EXERCISE BRIEF — Within the records below, find each line that holds the string "this", then copy it.

RECORDS FOR PROCESSING —
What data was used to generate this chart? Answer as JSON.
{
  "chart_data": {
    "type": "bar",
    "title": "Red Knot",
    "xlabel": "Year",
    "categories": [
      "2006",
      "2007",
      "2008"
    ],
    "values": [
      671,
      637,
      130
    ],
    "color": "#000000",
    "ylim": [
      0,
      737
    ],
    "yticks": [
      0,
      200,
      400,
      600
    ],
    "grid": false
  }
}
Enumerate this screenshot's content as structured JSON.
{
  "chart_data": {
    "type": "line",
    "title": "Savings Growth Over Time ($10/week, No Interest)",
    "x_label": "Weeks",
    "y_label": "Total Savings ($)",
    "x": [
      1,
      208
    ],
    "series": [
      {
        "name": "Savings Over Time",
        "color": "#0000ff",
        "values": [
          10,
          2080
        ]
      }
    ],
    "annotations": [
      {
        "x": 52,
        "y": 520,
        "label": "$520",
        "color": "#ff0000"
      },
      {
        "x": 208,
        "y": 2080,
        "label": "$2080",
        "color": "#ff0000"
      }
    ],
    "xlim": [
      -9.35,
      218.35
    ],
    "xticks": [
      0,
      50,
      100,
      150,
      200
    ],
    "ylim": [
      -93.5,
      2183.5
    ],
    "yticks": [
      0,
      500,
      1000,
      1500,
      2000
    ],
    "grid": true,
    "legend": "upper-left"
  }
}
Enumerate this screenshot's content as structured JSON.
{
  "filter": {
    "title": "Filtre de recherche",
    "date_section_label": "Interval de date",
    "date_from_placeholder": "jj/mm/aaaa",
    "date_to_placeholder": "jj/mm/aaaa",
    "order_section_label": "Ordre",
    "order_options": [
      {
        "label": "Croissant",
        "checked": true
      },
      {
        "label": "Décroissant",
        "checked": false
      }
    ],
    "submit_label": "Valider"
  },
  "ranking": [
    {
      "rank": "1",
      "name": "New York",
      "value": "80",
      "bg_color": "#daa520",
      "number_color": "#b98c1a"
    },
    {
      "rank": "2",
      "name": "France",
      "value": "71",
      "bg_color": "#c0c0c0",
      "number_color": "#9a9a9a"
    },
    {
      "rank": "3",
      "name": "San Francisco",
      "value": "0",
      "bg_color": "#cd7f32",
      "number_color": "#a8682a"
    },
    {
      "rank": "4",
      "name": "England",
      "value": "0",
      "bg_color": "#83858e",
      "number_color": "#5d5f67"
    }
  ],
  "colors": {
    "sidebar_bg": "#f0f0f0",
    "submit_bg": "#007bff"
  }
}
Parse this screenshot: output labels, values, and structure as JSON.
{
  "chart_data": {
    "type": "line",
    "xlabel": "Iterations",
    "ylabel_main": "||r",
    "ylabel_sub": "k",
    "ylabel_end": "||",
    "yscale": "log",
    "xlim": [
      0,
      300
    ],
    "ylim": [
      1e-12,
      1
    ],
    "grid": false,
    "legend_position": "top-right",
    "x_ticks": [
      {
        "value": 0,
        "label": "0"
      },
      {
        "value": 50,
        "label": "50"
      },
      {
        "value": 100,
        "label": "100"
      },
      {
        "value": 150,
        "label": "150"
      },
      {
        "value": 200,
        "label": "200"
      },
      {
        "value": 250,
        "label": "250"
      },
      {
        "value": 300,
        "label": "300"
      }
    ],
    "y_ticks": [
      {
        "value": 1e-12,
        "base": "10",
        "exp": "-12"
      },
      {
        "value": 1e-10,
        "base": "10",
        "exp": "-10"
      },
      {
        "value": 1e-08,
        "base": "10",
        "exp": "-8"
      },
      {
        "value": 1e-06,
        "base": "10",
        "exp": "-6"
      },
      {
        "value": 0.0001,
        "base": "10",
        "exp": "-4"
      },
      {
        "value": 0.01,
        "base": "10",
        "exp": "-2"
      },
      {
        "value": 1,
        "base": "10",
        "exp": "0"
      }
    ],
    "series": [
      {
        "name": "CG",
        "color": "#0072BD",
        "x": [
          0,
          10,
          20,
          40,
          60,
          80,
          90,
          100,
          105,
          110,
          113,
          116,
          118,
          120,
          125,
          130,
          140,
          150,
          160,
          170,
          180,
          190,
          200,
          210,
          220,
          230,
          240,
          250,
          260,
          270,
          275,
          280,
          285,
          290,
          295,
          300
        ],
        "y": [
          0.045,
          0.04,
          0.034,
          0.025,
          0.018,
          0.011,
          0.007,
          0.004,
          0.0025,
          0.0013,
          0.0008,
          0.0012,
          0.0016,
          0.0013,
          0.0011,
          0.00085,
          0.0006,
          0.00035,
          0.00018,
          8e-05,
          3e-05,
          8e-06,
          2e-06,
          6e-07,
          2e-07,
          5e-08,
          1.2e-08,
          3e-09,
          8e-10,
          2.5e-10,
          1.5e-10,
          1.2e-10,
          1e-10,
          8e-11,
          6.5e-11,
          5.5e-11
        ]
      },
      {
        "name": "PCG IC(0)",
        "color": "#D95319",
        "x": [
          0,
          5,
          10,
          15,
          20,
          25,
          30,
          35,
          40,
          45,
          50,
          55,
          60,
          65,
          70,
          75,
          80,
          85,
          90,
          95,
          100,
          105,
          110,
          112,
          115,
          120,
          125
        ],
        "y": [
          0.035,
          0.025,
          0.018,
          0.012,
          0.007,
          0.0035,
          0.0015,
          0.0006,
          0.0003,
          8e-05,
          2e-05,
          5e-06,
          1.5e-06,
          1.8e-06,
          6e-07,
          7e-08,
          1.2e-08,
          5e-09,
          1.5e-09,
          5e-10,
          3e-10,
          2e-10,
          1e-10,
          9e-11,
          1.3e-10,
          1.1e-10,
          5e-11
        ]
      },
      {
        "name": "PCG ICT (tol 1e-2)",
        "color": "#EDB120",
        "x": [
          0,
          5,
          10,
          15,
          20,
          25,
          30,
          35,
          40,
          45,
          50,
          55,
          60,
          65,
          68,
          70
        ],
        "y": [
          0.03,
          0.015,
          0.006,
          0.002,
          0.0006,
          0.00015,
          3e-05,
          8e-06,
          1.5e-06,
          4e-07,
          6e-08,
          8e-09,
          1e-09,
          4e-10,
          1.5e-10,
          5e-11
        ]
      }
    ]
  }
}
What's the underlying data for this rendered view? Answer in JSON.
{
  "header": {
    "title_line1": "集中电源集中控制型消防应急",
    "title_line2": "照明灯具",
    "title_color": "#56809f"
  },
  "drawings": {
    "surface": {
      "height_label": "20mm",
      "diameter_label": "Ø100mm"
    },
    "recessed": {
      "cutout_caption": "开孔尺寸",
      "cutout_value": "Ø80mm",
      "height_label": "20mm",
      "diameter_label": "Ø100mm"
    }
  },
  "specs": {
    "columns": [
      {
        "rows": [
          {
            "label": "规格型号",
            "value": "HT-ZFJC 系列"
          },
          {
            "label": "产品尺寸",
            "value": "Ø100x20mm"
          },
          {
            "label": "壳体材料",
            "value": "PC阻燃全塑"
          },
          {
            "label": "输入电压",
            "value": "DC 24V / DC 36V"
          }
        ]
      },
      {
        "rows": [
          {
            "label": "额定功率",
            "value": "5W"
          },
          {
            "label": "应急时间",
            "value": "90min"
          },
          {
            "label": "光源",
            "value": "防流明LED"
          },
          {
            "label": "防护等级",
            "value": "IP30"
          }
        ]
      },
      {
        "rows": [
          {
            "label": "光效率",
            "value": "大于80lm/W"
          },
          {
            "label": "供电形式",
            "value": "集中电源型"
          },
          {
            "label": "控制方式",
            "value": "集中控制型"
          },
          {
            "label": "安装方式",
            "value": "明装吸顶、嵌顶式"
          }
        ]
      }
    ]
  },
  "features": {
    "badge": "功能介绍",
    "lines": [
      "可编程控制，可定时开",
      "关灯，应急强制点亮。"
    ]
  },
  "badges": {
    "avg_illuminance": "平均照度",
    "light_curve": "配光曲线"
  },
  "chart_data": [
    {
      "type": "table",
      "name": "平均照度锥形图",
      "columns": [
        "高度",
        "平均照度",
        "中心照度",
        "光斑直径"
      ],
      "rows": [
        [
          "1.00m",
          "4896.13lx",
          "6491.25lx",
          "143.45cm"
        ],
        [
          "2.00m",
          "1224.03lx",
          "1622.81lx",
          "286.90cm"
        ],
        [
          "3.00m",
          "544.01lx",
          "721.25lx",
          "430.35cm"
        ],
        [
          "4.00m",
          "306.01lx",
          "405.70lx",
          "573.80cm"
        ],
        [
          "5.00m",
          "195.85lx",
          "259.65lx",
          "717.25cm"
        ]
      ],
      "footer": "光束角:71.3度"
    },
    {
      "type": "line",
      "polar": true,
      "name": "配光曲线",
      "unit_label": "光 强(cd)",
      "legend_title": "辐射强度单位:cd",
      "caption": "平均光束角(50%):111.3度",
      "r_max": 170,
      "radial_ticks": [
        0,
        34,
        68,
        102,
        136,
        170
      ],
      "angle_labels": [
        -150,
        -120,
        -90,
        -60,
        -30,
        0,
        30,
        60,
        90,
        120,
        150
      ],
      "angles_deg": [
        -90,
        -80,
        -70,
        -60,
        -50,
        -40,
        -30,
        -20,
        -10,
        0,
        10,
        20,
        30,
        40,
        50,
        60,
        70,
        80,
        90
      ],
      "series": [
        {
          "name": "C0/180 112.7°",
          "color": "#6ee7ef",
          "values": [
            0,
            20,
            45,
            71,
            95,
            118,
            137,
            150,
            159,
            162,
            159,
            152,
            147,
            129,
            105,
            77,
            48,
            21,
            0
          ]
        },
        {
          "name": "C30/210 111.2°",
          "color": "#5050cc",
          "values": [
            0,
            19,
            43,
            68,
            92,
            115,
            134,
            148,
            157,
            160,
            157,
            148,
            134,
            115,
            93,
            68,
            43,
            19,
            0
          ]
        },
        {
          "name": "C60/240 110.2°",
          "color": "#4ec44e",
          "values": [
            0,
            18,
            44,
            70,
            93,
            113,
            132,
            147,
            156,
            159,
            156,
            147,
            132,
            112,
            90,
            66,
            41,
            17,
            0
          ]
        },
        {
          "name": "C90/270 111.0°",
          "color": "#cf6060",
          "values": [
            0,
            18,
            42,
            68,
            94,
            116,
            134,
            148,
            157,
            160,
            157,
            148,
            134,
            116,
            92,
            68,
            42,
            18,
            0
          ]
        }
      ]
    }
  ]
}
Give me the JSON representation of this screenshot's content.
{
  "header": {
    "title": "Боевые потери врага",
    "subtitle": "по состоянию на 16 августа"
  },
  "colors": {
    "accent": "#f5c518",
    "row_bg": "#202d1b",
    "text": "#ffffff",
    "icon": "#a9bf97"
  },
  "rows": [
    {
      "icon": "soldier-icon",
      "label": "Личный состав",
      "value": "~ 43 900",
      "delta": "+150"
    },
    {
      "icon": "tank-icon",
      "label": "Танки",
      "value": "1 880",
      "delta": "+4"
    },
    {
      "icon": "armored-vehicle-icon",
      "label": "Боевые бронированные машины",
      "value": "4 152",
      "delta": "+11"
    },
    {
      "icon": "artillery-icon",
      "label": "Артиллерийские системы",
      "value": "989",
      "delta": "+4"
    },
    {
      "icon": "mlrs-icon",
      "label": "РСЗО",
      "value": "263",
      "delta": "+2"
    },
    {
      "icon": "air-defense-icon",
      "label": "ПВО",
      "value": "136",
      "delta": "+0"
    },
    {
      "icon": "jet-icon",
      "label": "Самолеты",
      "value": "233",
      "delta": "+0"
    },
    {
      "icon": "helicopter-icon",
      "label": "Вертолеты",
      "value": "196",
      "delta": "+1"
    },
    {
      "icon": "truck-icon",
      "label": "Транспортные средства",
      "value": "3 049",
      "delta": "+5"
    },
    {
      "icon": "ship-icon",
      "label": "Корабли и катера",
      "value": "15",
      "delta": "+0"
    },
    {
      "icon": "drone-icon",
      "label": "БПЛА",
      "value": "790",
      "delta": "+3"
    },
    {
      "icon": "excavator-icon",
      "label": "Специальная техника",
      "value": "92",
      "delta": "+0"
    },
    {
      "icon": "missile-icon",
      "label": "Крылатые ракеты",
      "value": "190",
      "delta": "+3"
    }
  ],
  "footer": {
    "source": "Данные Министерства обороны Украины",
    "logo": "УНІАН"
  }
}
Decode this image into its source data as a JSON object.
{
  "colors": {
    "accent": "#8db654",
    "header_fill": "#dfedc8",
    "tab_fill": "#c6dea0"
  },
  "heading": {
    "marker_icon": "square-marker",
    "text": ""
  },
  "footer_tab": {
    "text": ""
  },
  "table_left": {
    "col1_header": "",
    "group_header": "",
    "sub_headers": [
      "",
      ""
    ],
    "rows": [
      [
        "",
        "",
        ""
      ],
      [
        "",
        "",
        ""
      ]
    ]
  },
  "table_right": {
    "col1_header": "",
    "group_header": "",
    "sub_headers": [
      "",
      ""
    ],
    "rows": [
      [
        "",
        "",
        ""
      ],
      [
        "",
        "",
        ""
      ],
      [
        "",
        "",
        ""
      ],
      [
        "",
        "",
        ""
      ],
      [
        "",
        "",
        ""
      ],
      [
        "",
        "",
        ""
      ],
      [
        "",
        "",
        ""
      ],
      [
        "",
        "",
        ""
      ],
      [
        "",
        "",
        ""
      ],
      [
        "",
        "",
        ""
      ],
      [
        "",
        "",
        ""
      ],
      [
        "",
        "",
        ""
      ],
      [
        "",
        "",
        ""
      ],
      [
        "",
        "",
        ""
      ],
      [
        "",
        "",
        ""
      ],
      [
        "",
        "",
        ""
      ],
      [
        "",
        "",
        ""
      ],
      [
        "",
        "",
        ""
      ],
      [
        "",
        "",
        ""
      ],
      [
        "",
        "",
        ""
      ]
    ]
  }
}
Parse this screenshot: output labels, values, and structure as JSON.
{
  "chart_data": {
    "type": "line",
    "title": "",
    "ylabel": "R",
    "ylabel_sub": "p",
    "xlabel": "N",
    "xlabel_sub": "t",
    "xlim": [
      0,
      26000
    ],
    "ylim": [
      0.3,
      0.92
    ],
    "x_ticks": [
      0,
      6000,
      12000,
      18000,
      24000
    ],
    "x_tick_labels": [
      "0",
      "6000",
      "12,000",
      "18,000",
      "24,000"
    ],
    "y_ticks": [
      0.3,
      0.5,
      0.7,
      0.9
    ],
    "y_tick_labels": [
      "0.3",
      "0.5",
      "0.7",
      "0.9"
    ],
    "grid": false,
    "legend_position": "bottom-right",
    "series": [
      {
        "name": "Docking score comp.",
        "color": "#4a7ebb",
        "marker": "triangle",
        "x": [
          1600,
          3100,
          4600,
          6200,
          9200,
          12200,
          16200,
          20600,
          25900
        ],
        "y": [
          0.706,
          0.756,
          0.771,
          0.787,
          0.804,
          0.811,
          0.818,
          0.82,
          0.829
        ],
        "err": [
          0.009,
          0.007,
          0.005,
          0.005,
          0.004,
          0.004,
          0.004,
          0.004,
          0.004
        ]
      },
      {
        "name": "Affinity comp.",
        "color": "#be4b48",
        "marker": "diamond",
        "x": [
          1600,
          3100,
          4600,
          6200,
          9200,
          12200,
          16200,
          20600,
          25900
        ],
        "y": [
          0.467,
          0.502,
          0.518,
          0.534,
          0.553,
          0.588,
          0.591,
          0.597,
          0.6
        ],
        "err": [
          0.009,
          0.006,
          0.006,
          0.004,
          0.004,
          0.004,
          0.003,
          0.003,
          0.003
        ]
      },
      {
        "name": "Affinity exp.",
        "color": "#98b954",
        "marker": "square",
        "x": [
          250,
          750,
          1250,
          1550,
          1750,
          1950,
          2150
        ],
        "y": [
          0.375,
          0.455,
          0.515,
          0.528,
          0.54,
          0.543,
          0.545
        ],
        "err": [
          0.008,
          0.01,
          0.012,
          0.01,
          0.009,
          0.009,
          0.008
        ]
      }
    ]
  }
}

TASK RESULT —
What data was used to generate this chart? Answer as JSON.
Enumerate this screenshot's content as structured JSON.
Enumerate this screenshot's content as structured JSON.
Parse this screenshot: output labels, values, and structure as JSON.
What's the underlying data for this rendered view? Answer in JSON.
Give me the JSON representation of this screenshot's content.
Decode this image into its source data as a JSON object.
Parse this screenshot: output labels, values, and structure as JSON.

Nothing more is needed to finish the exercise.